(Figure record extracts)
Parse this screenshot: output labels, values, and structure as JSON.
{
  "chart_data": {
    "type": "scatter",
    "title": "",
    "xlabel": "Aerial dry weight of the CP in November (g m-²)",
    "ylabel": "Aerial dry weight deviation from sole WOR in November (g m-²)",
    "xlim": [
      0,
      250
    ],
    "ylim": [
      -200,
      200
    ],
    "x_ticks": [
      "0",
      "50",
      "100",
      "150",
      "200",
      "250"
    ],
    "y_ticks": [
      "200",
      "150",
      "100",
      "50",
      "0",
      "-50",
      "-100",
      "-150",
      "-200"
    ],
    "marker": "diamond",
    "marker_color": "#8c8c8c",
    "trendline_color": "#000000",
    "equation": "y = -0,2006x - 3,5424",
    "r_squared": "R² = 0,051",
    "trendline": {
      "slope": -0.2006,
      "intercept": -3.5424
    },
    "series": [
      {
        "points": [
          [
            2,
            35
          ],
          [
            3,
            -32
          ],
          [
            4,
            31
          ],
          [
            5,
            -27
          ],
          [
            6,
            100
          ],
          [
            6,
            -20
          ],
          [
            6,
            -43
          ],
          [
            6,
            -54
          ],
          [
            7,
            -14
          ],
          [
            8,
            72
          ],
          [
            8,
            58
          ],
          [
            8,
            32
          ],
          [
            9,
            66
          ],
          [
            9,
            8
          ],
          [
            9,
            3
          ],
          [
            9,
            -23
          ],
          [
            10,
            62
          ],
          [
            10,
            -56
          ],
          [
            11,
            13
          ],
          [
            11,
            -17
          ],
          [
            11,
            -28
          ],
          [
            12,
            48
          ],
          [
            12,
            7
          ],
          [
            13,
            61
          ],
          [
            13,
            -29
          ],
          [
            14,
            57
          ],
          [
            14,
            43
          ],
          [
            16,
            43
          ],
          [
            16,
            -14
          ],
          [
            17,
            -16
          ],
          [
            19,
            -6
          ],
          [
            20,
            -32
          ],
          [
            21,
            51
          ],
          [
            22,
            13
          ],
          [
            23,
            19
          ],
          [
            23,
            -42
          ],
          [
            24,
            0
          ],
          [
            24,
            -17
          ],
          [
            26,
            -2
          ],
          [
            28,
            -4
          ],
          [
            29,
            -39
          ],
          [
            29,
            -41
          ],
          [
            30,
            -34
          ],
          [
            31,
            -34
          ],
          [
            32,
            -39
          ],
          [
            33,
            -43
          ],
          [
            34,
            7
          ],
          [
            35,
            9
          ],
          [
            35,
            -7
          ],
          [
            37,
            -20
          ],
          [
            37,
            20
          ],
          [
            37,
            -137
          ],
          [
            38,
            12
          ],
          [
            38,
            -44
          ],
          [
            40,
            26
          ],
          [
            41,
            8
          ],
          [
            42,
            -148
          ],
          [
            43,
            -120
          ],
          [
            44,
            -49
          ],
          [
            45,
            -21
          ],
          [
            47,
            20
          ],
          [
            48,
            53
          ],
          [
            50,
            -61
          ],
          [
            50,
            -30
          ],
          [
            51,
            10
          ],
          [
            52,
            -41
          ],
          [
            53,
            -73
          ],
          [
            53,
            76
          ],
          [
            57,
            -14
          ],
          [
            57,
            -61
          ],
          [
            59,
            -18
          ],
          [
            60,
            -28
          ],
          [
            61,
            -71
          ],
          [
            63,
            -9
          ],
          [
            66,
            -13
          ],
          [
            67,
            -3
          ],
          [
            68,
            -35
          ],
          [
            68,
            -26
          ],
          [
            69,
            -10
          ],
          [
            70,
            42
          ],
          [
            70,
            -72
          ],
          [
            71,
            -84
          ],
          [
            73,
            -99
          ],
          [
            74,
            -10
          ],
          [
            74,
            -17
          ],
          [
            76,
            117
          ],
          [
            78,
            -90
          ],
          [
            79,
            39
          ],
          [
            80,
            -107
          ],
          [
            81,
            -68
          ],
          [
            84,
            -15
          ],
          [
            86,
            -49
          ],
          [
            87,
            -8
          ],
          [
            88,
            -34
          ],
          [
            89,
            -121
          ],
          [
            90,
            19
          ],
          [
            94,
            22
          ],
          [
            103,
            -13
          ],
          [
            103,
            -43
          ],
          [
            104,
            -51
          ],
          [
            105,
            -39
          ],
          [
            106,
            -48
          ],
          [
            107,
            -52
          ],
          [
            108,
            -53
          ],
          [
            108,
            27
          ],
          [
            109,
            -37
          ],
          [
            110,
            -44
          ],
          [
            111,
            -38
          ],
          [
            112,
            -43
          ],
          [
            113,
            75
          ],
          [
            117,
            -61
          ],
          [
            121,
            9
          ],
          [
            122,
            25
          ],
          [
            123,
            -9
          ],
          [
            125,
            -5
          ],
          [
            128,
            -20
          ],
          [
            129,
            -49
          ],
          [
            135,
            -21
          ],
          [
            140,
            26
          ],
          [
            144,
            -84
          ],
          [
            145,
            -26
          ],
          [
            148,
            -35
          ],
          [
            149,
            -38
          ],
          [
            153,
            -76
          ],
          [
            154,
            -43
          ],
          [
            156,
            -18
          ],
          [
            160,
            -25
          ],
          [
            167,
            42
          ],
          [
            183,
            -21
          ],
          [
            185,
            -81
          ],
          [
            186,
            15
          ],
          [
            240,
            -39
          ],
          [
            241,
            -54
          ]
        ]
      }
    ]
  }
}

- **What is required**: Write every line of the material above again, exactly.

- **Output for this exercise**:
Parse this screenshot: output labels, values, and structure as JSON.
{
  "chart_data": {
    "type": "scatter",
    "title": "",
    "xlabel": "Aerial dry weight of the CP in November (g m-²)",
    "ylabel": "Aerial dry weight deviation from sole WOR in November (g m-²)",
    "xlim": [
      0,
      250
    ],
    "ylim": [
      -200,
      200
    ],
    "x_ticks": [
      "0",
      "50",
      "100",
      "150",
      "200",
      "250"
    ],
    "y_ticks": [
      "200",
      "150",
      "100",
      "50",
      "0",
      "-50",
      "-100",
      "-150",
      "-200"
    ],
    "marker": "diamond",
    "marker_color": "#8c8c8c",
    "trendline_color": "#000000",
    "equation": "y = -0,2006x - 3,5424",
    "r_squared": "R² = 0,051",
    "trendline": {
      "slope": -0.2006,
      "intercept": -3.5424
    },
    "series": [
      {
        "points": [
          [
            2,
            35
          ],
          [
            3,
            -32
          ],
          [
            4,
            31
          ],
          [
            5,
            -27
          ],
          [
            6,
            100
          ],
          [
            6,
            -20
          ],
          [
            6,
            -43
          ],
          [
            6,
            -54
          ],
          [
            7,
            -14
          ],
          [
            8,
            72
          ],
          [
            8,
            58
          ],
          [
            8,
            32
          ],
          [
            9,
            66
          ],
          [
            9,
            8
          ],
          [
            9,
            3
          ],
          [
            9,
            -23
          ],
          [
            10,
            62
          ],
          [
            10,
            -56
          ],
          [
            11,
            13
          ],
          [
            11,
            -17
          ],
          [
            11,
            -28
          ],
          [
            12,
            48
          ],
          [
            12,
            7
          ],
          [
            13,
            61
          ],
          [
            13,
            -29
          ],
          [
            14,
            57
          ],
          [
            14,
            43
          ],
          [
            16,
            43
          ],
          [
            16,
            -14
          ],
          [
            17,
            -16
          ],
          [
            19,
            -6
          ],
          [
            20,
            -32
          ],
          [
            21,
            51
          ],
          [
            22,
            13
          ],
          [
            23,
            19
          ],
          [
            23,
            -42
          ],
          [
            24,
            0
          ],
          [
            24,
            -17
          ],
          [
            26,
            -2
          ],
          [
            28,
            -4
          ],
          [
            29,
            -39
          ],
          [
            29,
            -41
          ],
          [
            30,
            -34
          ],
          [
            31,
            -34
          ],
          [
            32,
            -39
          ],
          [
            33,
            -43
          ],
          [
            34,
            7
          ],
          [
            35,
            9
          ],
          [
            35,
            -7
          ],
          [
            37,
            -20
          ],
          [
            37,
            20
          ],
          [
            37,
            -137
          ],
          [
            38,
            12
          ],
          [
            38,
            -44
          ],
          [
            40,
            26
          ],
          [
            41,
            8
          ],
          [
            42,
            -148
          ],
          [
            43,
            -120
          ],
          [
            44,
            -49
          ],
          [
            45,
            -21
          ],
          [
            47,
            20
          ],
          [
            48,
            53
          ],
          [
            50,
            -61
          ],
          [
            50,
            -30
          ],
          [
            51,
            10
          ],
          [
            52,
            -41
          ],
          [
            53,
            -73
          ],
          [
            53,
            76
          ],
          [
            57,
            -14
          ],
          [
            57,
            -61
          ],
          [
            59,
            -18
          ],
          [
            60,
            -28
          ],
          [
            61,
            -71
          ],
          [
            63,
            -9
          ],
          [
            66,
            -13
          ],
          [
            67,
            -3
          ],
          [
            68,
            -35
          ],
          [
            68,
            -26
          ],
          [
            69,
            -10
          ],
          [
            70,
            42
          ],
          [
            70,
            -72
          ],
          [
            71,
            -84
          ],
          [
            73,
            -99
          ],
          [
            74,
            -10
          ],
          [
            74,
            -17
          ],
          [
            76,
            117
          ],
          [
            78,
            -90
          ],
          [
            79,
            39
          ],
          [
            80,
            -107
          ],
          [
            81,
            -68
          ],
          [
            84,
            -15
          ],
          [
            86,
            -49
          ],
          [
            87,
            -8
          ],
          [
            88,
            -34
          ],
          [
            89,
            -121
          ],
          [
            90,
            19
          ],
          [
            94,
            22
          ],
          [
            103,
            -13
          ],
          [
            103,
            -43
          ],
          [
            104,
            -51
          ],
          [
            105,
            -39
          ],
          [
            106,
            -48
          ],
          [
            107,
            -52
          ],
          [
            108,
            -53
          ],
          [
            108,
            27
          ],
          [
            109,
            -37
          ],
          [
            110,
            -44
          ],
          [
            111,
            -38
          ],
          [
            112,
            -43
          ],
          [
            113,
            75
          ],
          [
            117,
            -61
          ],
          [
            121,
            9
          ],
          [
            122,
            25
          ],
          [
            123,
            -9
          ],
          [
            125,
            -5
          ],
          [
            128,
            -20
          ],
          [
            129,
            -49
          ],
          [
            135,
            -21
          ],
          [
            140,
            26
          ],
          [
            144,
            -84
          ],
          [
            145,
            -26
          ],
          [
            148,
            -35
          ],
          [
            149,
            -38
          ],
          [
            153,
            -76
          ],
          [
            154,
            -43
          ],
          [
            156,
            -18
          ],
          [
            160,
            -25
          ],
          [
            167,
            42
          ],
          [
            183,
            -21
          ],
          [
            185,
            -81
          ],
          [
            186,
            15
          ],
          [
            240,
            -39
          ],
          [
            241,
            -54
          ]
        ]
      }
    ]
  }
}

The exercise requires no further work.